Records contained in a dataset
· · ·
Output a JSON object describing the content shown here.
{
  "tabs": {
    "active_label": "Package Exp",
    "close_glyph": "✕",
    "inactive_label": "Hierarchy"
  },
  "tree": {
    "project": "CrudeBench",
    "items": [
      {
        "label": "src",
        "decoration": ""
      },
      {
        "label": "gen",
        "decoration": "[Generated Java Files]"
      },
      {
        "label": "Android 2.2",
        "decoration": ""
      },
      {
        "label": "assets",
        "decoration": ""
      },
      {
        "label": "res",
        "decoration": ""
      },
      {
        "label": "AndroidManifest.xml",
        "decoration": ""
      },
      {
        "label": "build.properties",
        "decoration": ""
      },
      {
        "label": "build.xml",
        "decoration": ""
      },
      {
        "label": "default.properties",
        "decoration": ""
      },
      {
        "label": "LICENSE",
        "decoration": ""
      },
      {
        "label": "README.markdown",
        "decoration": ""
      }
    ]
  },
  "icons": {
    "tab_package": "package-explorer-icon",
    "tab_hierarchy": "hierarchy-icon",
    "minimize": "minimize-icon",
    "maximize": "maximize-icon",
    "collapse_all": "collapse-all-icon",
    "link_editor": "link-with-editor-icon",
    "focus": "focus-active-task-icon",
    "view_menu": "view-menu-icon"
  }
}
· · ·
▶ _Problem to work on_:
Check each line above for the word "build", and copy the lines where it appears.

▶ _Output_:
        "label": "build.properties",
        "label": "build.xml",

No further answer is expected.